**PROBLEM DETAILS**
Drop the images; return everything else in the listing below exactly.

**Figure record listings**
┌──

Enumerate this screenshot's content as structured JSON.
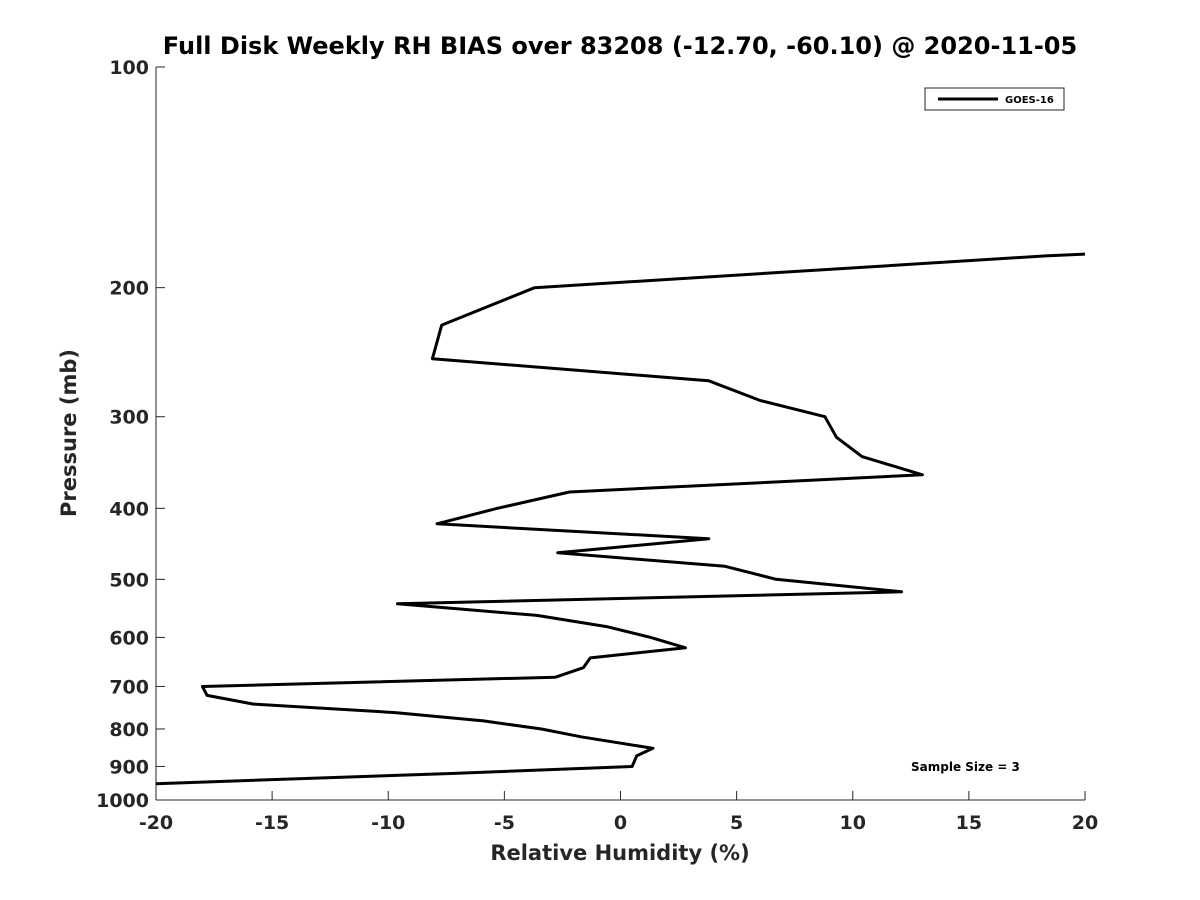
{
  "chart_data": {
    "type": "line",
    "title": "Full Disk Weekly RH BIAS over 83208 (-12.70, -60.10) @ 2020-11-05",
    "xlabel": "Relative Humidity (%)",
    "ylabel": "Pressure (mb)",
    "xlim": [
      -20,
      20
    ],
    "ylim": [
      1000,
      100
    ],
    "y_scale": "log",
    "y_reversed": true,
    "x_ticks": [
      -20,
      -15,
      -10,
      -5,
      0,
      5,
      10,
      15,
      20
    ],
    "x_tick_labels": [
      "-20",
      "-15",
      "-10",
      "-5",
      "0",
      "5",
      "10",
      "15",
      "20"
    ],
    "y_ticks": [
      100,
      200,
      300,
      400,
      500,
      600,
      700,
      800,
      900,
      1000
    ],
    "y_tick_labels": [
      "100",
      "200",
      "300",
      "400",
      "500",
      "600",
      "700",
      "800",
      "900",
      "1000"
    ],
    "grid": false,
    "legend_position": "top-right",
    "annotation": "Sample Size = 3",
    "series": [
      {
        "name": "GOES-16",
        "color": "#000000",
        "points": [
          [
            20.0,
            180
          ],
          [
            18.3,
            181
          ],
          [
            -3.7,
            200
          ],
          [
            -7.7,
            225
          ],
          [
            -8.1,
            250
          ],
          [
            3.8,
            268
          ],
          [
            6.0,
            285
          ],
          [
            8.8,
            300
          ],
          [
            9.3,
            320
          ],
          [
            10.4,
            340
          ],
          [
            13.0,
            360
          ],
          [
            -2.2,
            380
          ],
          [
            -5.3,
            400
          ],
          [
            -7.9,
            420
          ],
          [
            3.8,
            440
          ],
          [
            -2.7,
            460
          ],
          [
            4.5,
            480
          ],
          [
            6.7,
            500
          ],
          [
            12.1,
            520
          ],
          [
            -9.6,
            540
          ],
          [
            -3.6,
            560
          ],
          [
            -0.6,
            580
          ],
          [
            1.3,
            600
          ],
          [
            2.8,
            620
          ],
          [
            -1.3,
            640
          ],
          [
            -1.6,
            660
          ],
          [
            -2.8,
            680
          ],
          [
            -18.0,
            700
          ],
          [
            -17.8,
            720
          ],
          [
            -15.8,
            740
          ],
          [
            -9.7,
            760
          ],
          [
            -5.9,
            780
          ],
          [
            -3.4,
            800
          ],
          [
            -1.7,
            820
          ],
          [
            1.4,
            850
          ],
          [
            0.7,
            870
          ],
          [
            0.5,
            900
          ],
          [
            -7.3,
            920
          ],
          [
            -20.0,
            950
          ]
        ]
      }
    ]
  }
}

└──

**SOLUTION TO THIS EXERCISE**
Enumerate this screenshot's content as structured JSON.
{
  "chart_data": {
    "type": "line",
    "title": "Full Disk Weekly RH BIAS over 83208 (-12.70, -60.10) @ 2020-11-05",
    "xlabel": "Relative Humidity (%)",
    "ylabel": "Pressure (mb)",
    "xlim": [
      -20,
      20
    ],
    "ylim": [
      1000,
      100
    ],
    "y_scale": "log",
    "y_reversed": true,
    "x_ticks": [
      -20,
      -15,
      -10,
      -5,
      0,
      5,
      10,
      15,
      20
    ],
    "x_tick_labels": [
      "-20",
      "-15",
      "-10",
      "-5",
      "0",
      "5",
      "10",
      "15",
      "20"
    ],
    "y_ticks": [
      100,
      200,
      300,
      400,
      500,
      600,
      700,
      800,
      900,
      1000
    ],
    "y_tick_labels": [
      "100",
      "200",
      "300",
      "400",
      "500",
      "600",
      "700",
      "800",
      "900",
      "1000"
    ],
    "grid": false,
    "legend_position": "top-right",
    "annotation": "Sample Size = 3",
    "series": [
      {
        "name": "GOES-16",
        "color": "#000000",
        "points": [
          [
            20.0,
            180
          ],
          [
            18.3,
            181
          ],
          [
            -3.7,
            200
          ],
          [
            -7.7,
            225
          ],
          [
            -8.1,
            250
          ],
          [
            3.8,
            268
          ],
          [
            6.0,
            285
          ],
          [
            8.8,
            300
          ],
          [
            9.3,
            320
          ],
          [
            10.4,
            340
          ],
          [
            13.0,
            360
          ],
          [
            -2.2,
            380
          ],
          [
            -5.3,
            400
          ],
          [
            -7.9,
            420
          ],
          [
            3.8,
            440
          ],
          [
            -2.7,
            460
          ],
          [
            4.5,
            480
          ],
          [
            6.7,
            500
          ],
          [
            12.1,
            520
          ],
          [
            -9.6,
            540
          ],
          [
            -3.6,
            560
          ],
          [
            -0.6,
            580
          ],
          [
            1.3,
            600
          ],
          [
            2.8,
            620
          ],
          [
            -1.3,
            640
          ],
          [
            -1.6,
            660
          ],
          [
            -2.8,
            680
          ],
          [
            -18.0,
            700
          ],
          [
            -17.8,
            720
          ],
          [
            -15.8,
            740
          ],
          [
            -9.7,
            760
          ],
          [
            -5.9,
            780
          ],
          [
            -3.4,
            800
          ],
          [
            -1.7,
            820
          ],
          [
            1.4,
            850
          ],
          [
            0.7,
            870
          ],
          [
            0.5,
            900
          ],
          [
            -7.3,
            920
          ],
          [
            -20.0,
            950
          ]
        ]
      }
    ]
  }
}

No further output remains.